# Directions for this task:
Copy the data precisely, character for character, and leave out every picture.

(Stored dataset items)
%%

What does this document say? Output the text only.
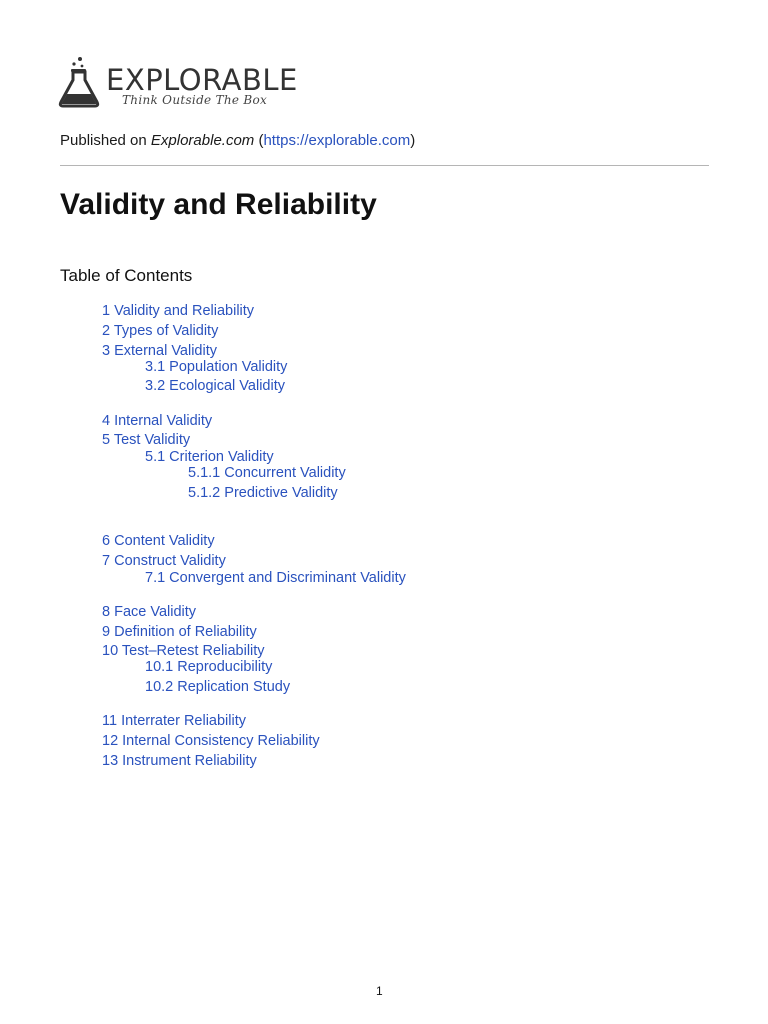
EXPLORABLE
Think Outside The Box
Published on Explorable.com (https://explorable.com)
Validity and Reliability
Table of Contents
1 Validity and Reliability
2 Types of Validity
3 External Validity
3.1 Population Validity
3.2 Ecological Validity
4 Internal Validity
5 Test Validity
5.1 Criterion Validity
5.1.1 Concurrent Validity
5.1.2 Predictive Validity
6 Content Validity
7 Construct Validity
7.1 Convergent and Discriminant Validity
8 Face Validity
9 Definition of Reliability
10 Test–Retest Reliability
10.1 Reproducibility
10.2 Replication Study
11 Interrater Reliability
12 Internal Consistency Reliability
13 Instrument Reliability
1
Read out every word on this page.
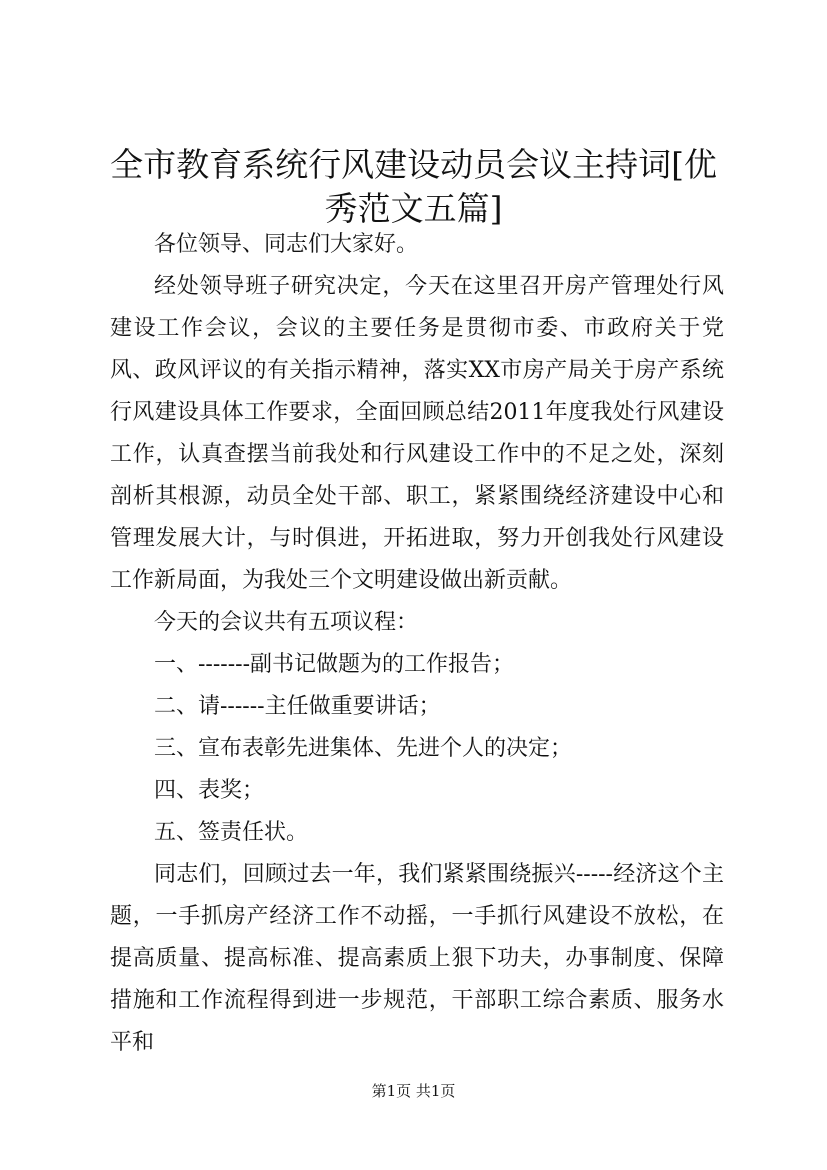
全市教育系统行风建设动员会议主持词[优秀范文五篇]

各位领导、同志们大家好。

经处领导班子研究决定，今天在这里召开房产管理处行风建设工作会议，会议的主要任务是贯彻市委、市政府关于党风、政风评议的有关指示精神，落实XX市房产局关于房产系统行风建设具体工作要求，全面回顾总结2011年度我处行风建设工作，认真查摆当前我处和行风建设工作中的不足之处，深刻剖析其根源，动员全处干部、职工，紧紧围绕经济建设中心和管理发展大计，与时俱进，开拓进取，努力开创我处行风建设工作新局面，为我处三个文明建设做出新贡献。

今天的会议共有五项议程：

一、-------副书记做题为的工作报告；

二、请------主任做重要讲话；

三、宣布表彰先进集体、先进个人的决定；

四、表奖；

五、签责任状。

同志们，回顾过去一年，我们紧紧围绕振兴-----经济这个主题，一手抓房产经济工作不动摇，一手抓行风建设不放松，在提高质量、提高标准、提高素质上狠下功夫，办事制度、保障措施和工作流程得到进一步规范，干部职工综合素质、服务水平和

第1页 共1页
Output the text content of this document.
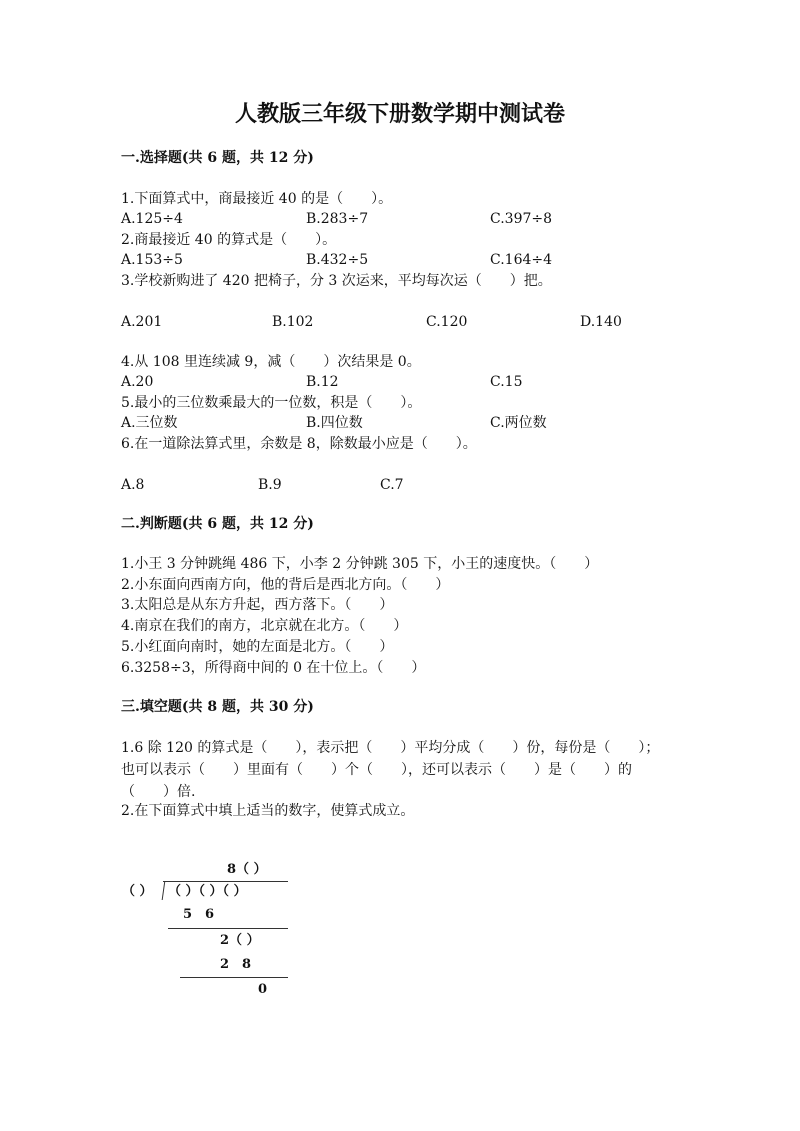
人教版三年级下册数学期中测试卷
一.选择题(共 6 题，共 12 分)
1.下面算式中，商最接近 40 的是（　　）。
A.125÷4	B.283÷7	C.397÷8
2.商最接近 40 的算式是（　　）。
A.153÷5	B.432÷5	C.164÷4
3.学校新购进了 420 把椅子，分 3 次运来，平均每次运（　　）把。
A.201	B.102	C.120	D.140
4.从 108 里连续减 9，减（　　）次结果是 0。
A.20	B.12	C.15
5.最小的三位数乘最大的一位数，积是（　　）。
A.三位数	B.四位数	C.两位数
6.在一道除法算式里，余数是 8，除数最小应是（　　）。
A.8	B.9	C.7
二.判断题(共 6 题，共 12 分)
1.小王 3 分钟跳绳 486 下，小李 2 分钟跳 305 下，小王的速度快。（　　）
2.小东面向西南方向，他的背后是西北方向。（　　）
3.太阳总是从东方升起，西方落下。（　　）
4.南京在我们的南方，北京就在北方。（　　）
5.小红面向南时，她的左面是北方。（　　）
6.3258÷3，所得商中间的 0 在十位上。（　　）
三.填空题(共 8 题，共 30 分)
1.6 除 120 的算式是（　　），表示把（　　）平均分成（　　）份，每份是（　　）；也可以表示（　　）里面有（　　）个（　　），还可以表示（　　）是（　　）的（　　）倍.
2.在下面算式中填上适当的数字，使算式成立。
8（ ）
（ ） （ ）（ ）（ ）
5　6
2（ ）
2　8
0
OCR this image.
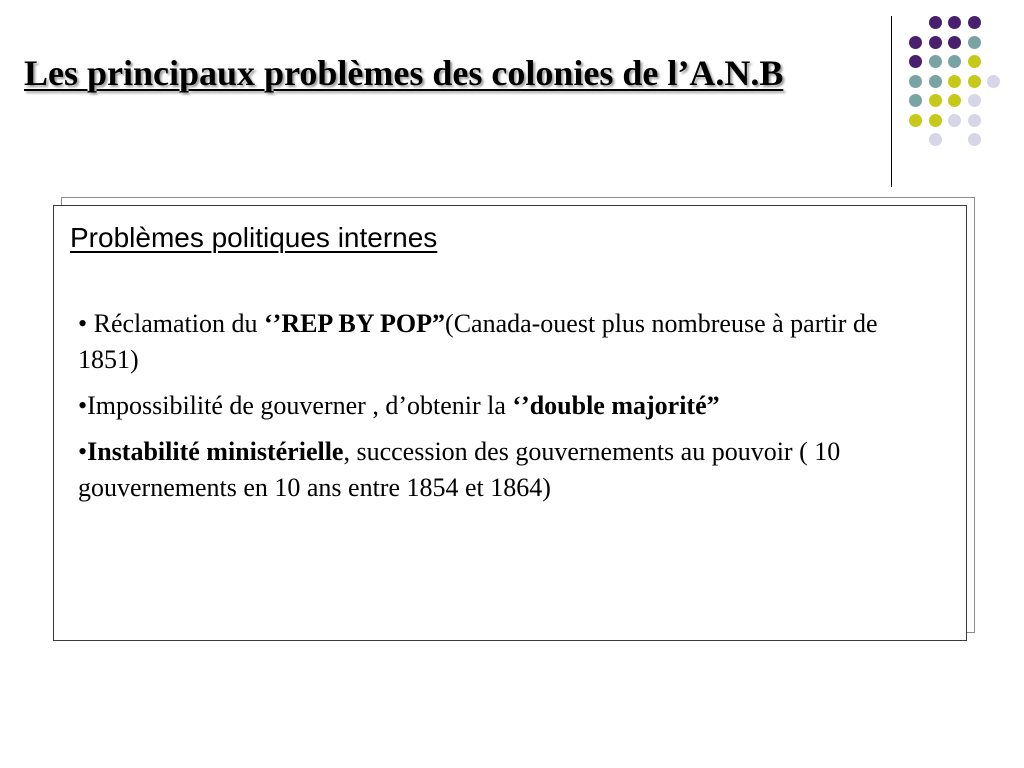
Les principaux problèmes des colonies de l’A.N.B
Problèmes politiques internes
• Réclamation du ‘’REP BY POP”(Canada-ouest plus nombreuse à partir de 1851)
•Impossibilité de gouverner , d’obtenir la ‘’double majorité”
•Instabilité ministérielle, succession des gouvernements au pouvoir ( 10 gouvernements en 10 ans entre 1854 et 1864)
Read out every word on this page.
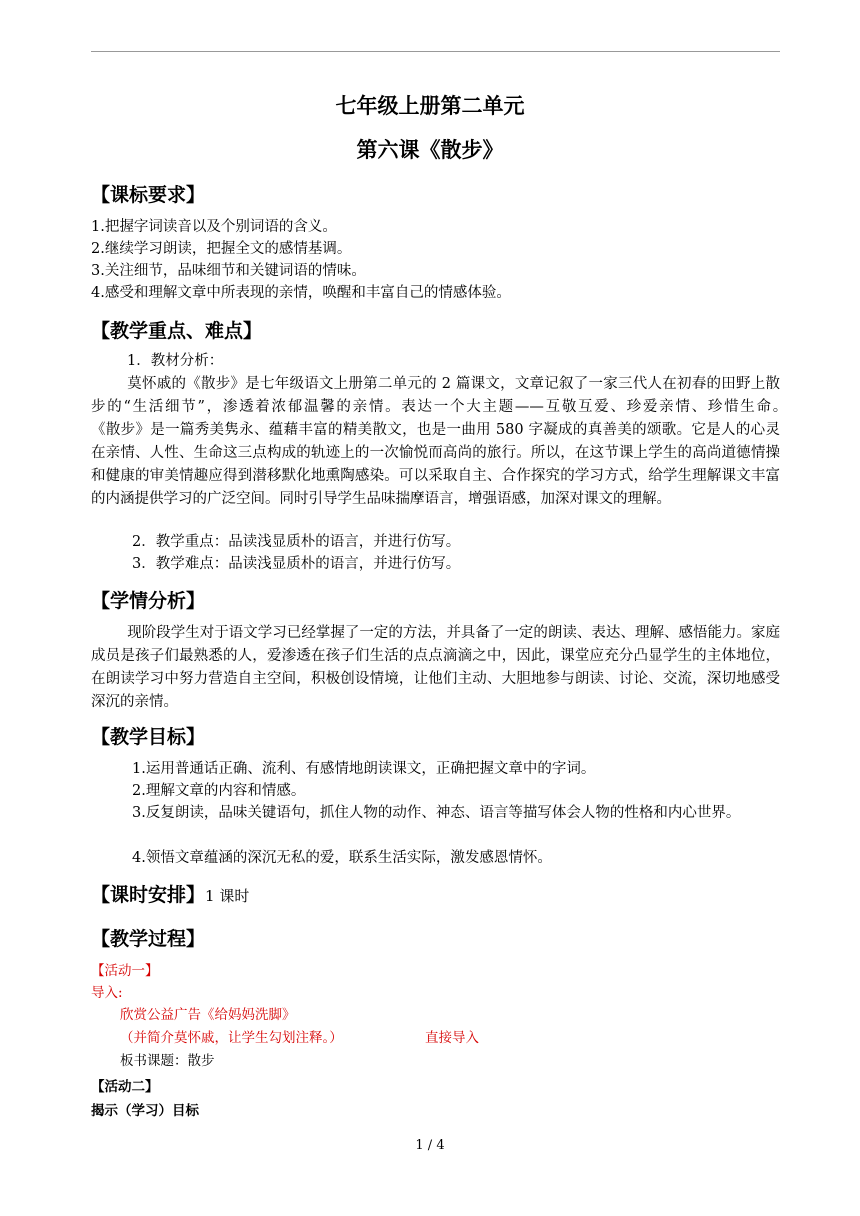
七年级上册第二单元
第六课《散步》
【课标要求】
1.把握字词读音以及个别词语的含义。
2.继续学习朗读，把握全文的感情基调。
3.关注细节，品味细节和关键词语的情味。
4.感受和理解文章中所表现的亲情，唤醒和丰富自己的情感体验。
【教学重点、难点】
1．教材分析：
莫怀戚的《散步》是七年级语文上册第二单元的 2 篇课文，文章记叙了一家三代人在初春的田野上散步的“生活细节”，渗透着浓郁温馨的亲情。表达一个大主题——互敬互爱、珍爱亲情、珍惜生命。　　　　　《散步》是一篇秀美隽永、蕴藉丰富的精美散文，也是一曲用 580 字凝成的真善美的颂歌。它是人的心灵在亲情、人性、生命这三点构成的轨迹上的一次愉悦而高尚的旅行。所以，在这节课上学生的高尚道德情操和健康的审美情趣应得到潜移默化地熏陶感染。可以采取自主、合作探究的学习方式，给学生理解课文丰富的内涵提供学习的广泛空间。同时引导学生品味揣摩语言，增强语感，加深对课文的理解。
2．教学重点：品读浅显质朴的语言，并进行仿写。
3．教学难点：品读浅显质朴的语言，并进行仿写。
【学情分析】
现阶段学生对于语文学习已经掌握了一定的方法，并具备了一定的朗读、表达、理解、感悟能力。家庭成员是孩子们最熟悉的人，爱渗透在孩子们生活的点点滴滴之中，因此，课堂应充分凸显学生的主体地位，在朗读学习中努力营造自主空间，积极创设情境，让他们主动、大胆地参与朗读、讨论、交流，深切地感受深沉的亲情。
【教学目标】
1.运用普通话正确、流利、有感情地朗读课文，正确把握文章中的字词。
2.理解文章的内容和情感。
3.反复朗读，品味关键语句，抓住人物的动作、神态、语言等描写体会人物的性格和内心世界。
4.领悟文章蕴涵的深沉无私的爱，联系生活实际，激发感恩情怀。
【课时安排】1 课时
【教学过程】
【活动一】
导入:
欣赏公益广告《给妈妈洗脚》
（并简介莫怀戚，让学生勾划注释。）	直接导入
板书课题：散步
【活动二】
揭示（学习）目标
1 / 4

%%

# Finished answer:
What does this document say? Output the text only.
EXPLORABLE
Think Outside The Box
Published on Explorable.com (https://explorable.com)
Validity and Reliability
Table of Contents
1 Validity and Reliability
2 Types of Validity
3 External Validity
3.1 Population Validity
3.2 Ecological Validity
4 Internal Validity
5 Test Validity
5.1 Criterion Validity
5.1.1 Concurrent Validity
5.1.2 Predictive Validity
6 Content Validity
7 Construct Validity
7.1 Convergent and Discriminant Validity
8 Face Validity
9 Definition of Reliability
10 Test–Retest Reliability
10.1 Reproducibility
10.2 Replication Study
11 Interrater Reliability
12 Internal Consistency Reliability
13 Instrument Reliability
1
Read out every word on this page.
全市教育系统行风建设动员会议主持词[优秀范文五篇]

各位领导、同志们大家好。

经处领导班子研究决定，今天在这里召开房产管理处行风建设工作会议，会议的主要任务是贯彻市委、市政府关于党风、政风评议的有关指示精神，落实XX市房产局关于房产系统行风建设具体工作要求，全面回顾总结2011年度我处行风建设工作，认真查摆当前我处和行风建设工作中的不足之处，深刻剖析其根源，动员全处干部、职工，紧紧围绕经济建设中心和管理发展大计，与时俱进，开拓进取，努力开创我处行风建设工作新局面，为我处三个文明建设做出新贡献。

今天的会议共有五项议程：

一、-------副书记做题为的工作报告；

二、请------主任做重要讲话；

三、宣布表彰先进集体、先进个人的决定；

四、表奖；

五、签责任状。

同志们，回顾过去一年，我们紧紧围绕振兴-----经济这个主题，一手抓房产经济工作不动摇，一手抓行风建设不放松，在提高质量、提高标准、提高素质上狠下功夫，办事制度、保障措施和工作流程得到进一步规范，干部职工综合素质、服务水平和

第1页 共1页
Output the text content of this document.
人教版三年级下册数学期中测试卷
一.选择题(共 6 题，共 12 分)
1.下面算式中，商最接近 40 的是（　　）。
A.125÷4	B.283÷7	C.397÷8
2.商最接近 40 的算式是（　　）。
A.153÷5	B.432÷5	C.164÷4
3.学校新购进了 420 把椅子，分 3 次运来，平均每次运（　　）把。
A.201	B.102	C.120	D.140
4.从 108 里连续减 9，减（　　）次结果是 0。
A.20	B.12	C.15
5.最小的三位数乘最大的一位数，积是（　　）。
A.三位数	B.四位数	C.两位数
6.在一道除法算式里，余数是 8，除数最小应是（　　）。
A.8	B.9	C.7
二.判断题(共 6 题，共 12 分)
1.小王 3 分钟跳绳 486 下，小李 2 分钟跳 305 下，小王的速度快。（　　）
2.小东面向西南方向，他的背后是西北方向。（　　）
3.太阳总是从东方升起，西方落下。（　　）
4.南京在我们的南方，北京就在北方。（　　）
5.小红面向南时，她的左面是北方。（　　）
6.3258÷3，所得商中间的 0 在十位上。（　　）
三.填空题(共 8 题，共 30 分)
1.6 除 120 的算式是（　　），表示把（　　）平均分成（　　）份，每份是（　　）；也可以表示（　　）里面有（　　）个（　　），还可以表示（　　）是（　　）的（　　）倍.
2.在下面算式中填上适当的数字，使算式成立。
8（ ）
（ ） （ ）（ ）（ ）
5　6
2（ ）
2　8
0
OCR this image.
Les principaux problèmes des colonies de l’A.N.B
Problèmes politiques internes
• Réclamation du ‘’REP BY POP”(Canada-ouest plus nombreuse à partir de 1851)
•Impossibilité de gouverner , d’obtenir la ‘’double majorité”
•Instabilité ministérielle, succession des gouvernements au pouvoir ( 10 gouvernements en 10 ans entre 1854 et 1864)
Read out every word on this page.
七年级上册第二单元
第六课《散步》
【课标要求】
1.把握字词读音以及个别词语的含义。
2.继续学习朗读，把握全文的感情基调。
3.关注细节，品味细节和关键词语的情味。
4.感受和理解文章中所表现的亲情，唤醒和丰富自己的情感体验。
【教学重点、难点】
1．教材分析：
莫怀戚的《散步》是七年级语文上册第二单元的 2 篇课文，文章记叙了一家三代人在初春的田野上散步的“生活细节”，渗透着浓郁温馨的亲情。表达一个大主题——互敬互爱、珍爱亲情、珍惜生命。　　　　　《散步》是一篇秀美隽永、蕴藉丰富的精美散文，也是一曲用 580 字凝成的真善美的颂歌。它是人的心灵在亲情、人性、生命这三点构成的轨迹上的一次愉悦而高尚的旅行。所以，在这节课上学生的高尚道德情操和健康的审美情趣应得到潜移默化地熏陶感染。可以采取自主、合作探究的学习方式，给学生理解课文丰富的内涵提供学习的广泛空间。同时引导学生品味揣摩语言，增强语感，加深对课文的理解。
2．教学重点：品读浅显质朴的语言，并进行仿写。
3．教学难点：品读浅显质朴的语言，并进行仿写。
【学情分析】
现阶段学生对于语文学习已经掌握了一定的方法，并具备了一定的朗读、表达、理解、感悟能力。家庭成员是孩子们最熟悉的人，爱渗透在孩子们生活的点点滴滴之中，因此，课堂应充分凸显学生的主体地位，在朗读学习中努力营造自主空间，积极创设情境，让他们主动、大胆地参与朗读、讨论、交流，深切地感受深沉的亲情。
【教学目标】
1.运用普通话正确、流利、有感情地朗读课文，正确把握文章中的字词。
2.理解文章的内容和情感。
3.反复朗读，品味关键语句，抓住人物的动作、神态、语言等描写体会人物的性格和内心世界。
4.领悟文章蕴涵的深沉无私的爱，联系生活实际，激发感恩情怀。
【课时安排】1 课时
【教学过程】
【活动一】
导入:
欣赏公益广告《给妈妈洗脚》
（并简介莫怀戚，让学生勾划注释。）	直接导入
板书课题：散步
【活动二】
揭示（学习）目标
1 / 4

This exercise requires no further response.